Rows from a layout dataset
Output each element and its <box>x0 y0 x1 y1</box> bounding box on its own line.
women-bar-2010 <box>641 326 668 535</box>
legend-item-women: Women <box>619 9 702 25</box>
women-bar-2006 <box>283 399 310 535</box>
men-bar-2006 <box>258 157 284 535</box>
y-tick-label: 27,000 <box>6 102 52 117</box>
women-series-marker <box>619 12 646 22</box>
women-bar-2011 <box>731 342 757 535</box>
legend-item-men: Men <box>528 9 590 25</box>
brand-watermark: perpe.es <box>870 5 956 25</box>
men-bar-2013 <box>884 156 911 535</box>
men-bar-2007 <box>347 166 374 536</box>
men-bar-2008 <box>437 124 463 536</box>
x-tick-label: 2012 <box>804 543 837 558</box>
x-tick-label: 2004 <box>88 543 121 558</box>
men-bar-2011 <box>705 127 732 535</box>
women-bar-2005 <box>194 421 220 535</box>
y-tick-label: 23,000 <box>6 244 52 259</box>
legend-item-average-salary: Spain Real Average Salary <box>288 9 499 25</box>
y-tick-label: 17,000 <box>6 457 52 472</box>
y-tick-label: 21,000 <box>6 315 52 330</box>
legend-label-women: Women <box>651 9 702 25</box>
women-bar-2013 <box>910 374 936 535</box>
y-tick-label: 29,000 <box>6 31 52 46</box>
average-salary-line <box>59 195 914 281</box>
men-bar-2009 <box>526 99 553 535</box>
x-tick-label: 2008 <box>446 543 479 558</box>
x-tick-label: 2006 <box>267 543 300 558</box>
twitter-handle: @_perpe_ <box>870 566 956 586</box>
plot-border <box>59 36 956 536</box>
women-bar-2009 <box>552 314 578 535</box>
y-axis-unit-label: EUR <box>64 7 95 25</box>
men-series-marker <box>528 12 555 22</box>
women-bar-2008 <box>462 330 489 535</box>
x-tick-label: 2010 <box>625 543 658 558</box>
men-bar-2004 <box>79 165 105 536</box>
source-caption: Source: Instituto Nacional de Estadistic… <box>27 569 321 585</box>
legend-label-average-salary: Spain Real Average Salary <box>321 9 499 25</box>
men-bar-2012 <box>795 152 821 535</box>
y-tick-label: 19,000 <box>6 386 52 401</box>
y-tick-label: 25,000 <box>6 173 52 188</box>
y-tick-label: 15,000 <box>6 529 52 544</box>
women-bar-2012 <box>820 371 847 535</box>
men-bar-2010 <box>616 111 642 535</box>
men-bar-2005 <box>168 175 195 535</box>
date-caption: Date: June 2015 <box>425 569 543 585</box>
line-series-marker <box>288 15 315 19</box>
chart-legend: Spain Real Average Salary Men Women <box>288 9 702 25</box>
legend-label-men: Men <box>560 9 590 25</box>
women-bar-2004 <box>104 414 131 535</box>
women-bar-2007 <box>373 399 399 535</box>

What is asked: Update the entries so that every "Spain" becomes "Spanish", with everything else kept the same.

Task result:
Output each element and its <box>x0 y0 x1 y1</box> bounding box on its own line.
women-bar-2010 <box>641 326 668 535</box>
legend-item-women: Women <box>619 9 702 25</box>
women-bar-2006 <box>283 399 310 535</box>
men-bar-2006 <box>258 157 284 535</box>
y-tick-label: 27,000 <box>6 102 52 117</box>
women-series-marker <box>619 12 646 22</box>
women-bar-2011 <box>731 342 757 535</box>
legend-item-men: Men <box>528 9 590 25</box>
brand-watermark: perpe.es <box>870 5 956 25</box>
men-bar-2013 <box>884 156 911 535</box>
men-bar-2007 <box>347 166 374 536</box>
men-bar-2008 <box>437 124 463 536</box>
x-tick-label: 2012 <box>804 543 837 558</box>
x-tick-label: 2004 <box>88 543 121 558</box>
men-bar-2011 <box>705 127 732 535</box>
women-bar-2005 <box>194 421 220 535</box>
y-tick-label: 23,000 <box>6 244 52 259</box>
legend-item-average-salary: Spanish Real Average Salary <box>288 9 499 25</box>
y-tick-label: 17,000 <box>6 457 52 472</box>
y-tick-label: 21,000 <box>6 315 52 330</box>
legend-label-women: Women <box>651 9 702 25</box>
women-bar-2013 <box>910 374 936 535</box>
y-tick-label: 29,000 <box>6 31 52 46</box>
average-salary-line <box>59 195 914 281</box>
men-bar-2009 <box>526 99 553 535</box>
x-tick-label: 2008 <box>446 543 479 558</box>
x-tick-label: 2006 <box>267 543 300 558</box>
twitter-handle: @_perpe_ <box>870 566 956 586</box>
plot-border <box>59 36 956 536</box>
women-bar-2009 <box>552 314 578 535</box>
y-axis-unit-label: EUR <box>64 7 95 25</box>
men-series-marker <box>528 12 555 22</box>
women-bar-2008 <box>462 330 489 535</box>
x-tick-label: 2010 <box>625 543 658 558</box>
men-bar-2004 <box>79 165 105 536</box>
source-caption: Source: Instituto Nacional de Estadistic… <box>27 569 321 585</box>
legend-label-average-salary: Spanish Real Average Salary <box>321 9 499 25</box>
men-bar-2012 <box>795 152 821 535</box>
y-tick-label: 19,000 <box>6 386 52 401</box>
y-tick-label: 25,000 <box>6 173 52 188</box>
y-tick-label: 15,000 <box>6 529 52 544</box>
women-bar-2012 <box>820 371 847 535</box>
men-bar-2010 <box>616 111 642 535</box>
men-bar-2005 <box>168 175 195 535</box>
date-caption: Date: June 2015 <box>425 569 543 585</box>
line-series-marker <box>288 15 315 19</box>
chart-legend: Spanish Real Average Salary Men Women <box>288 9 702 25</box>
legend-label-men: Men <box>560 9 590 25</box>
women-bar-2004 <box>104 414 131 535</box>
women-bar-2007 <box>373 399 399 535</box>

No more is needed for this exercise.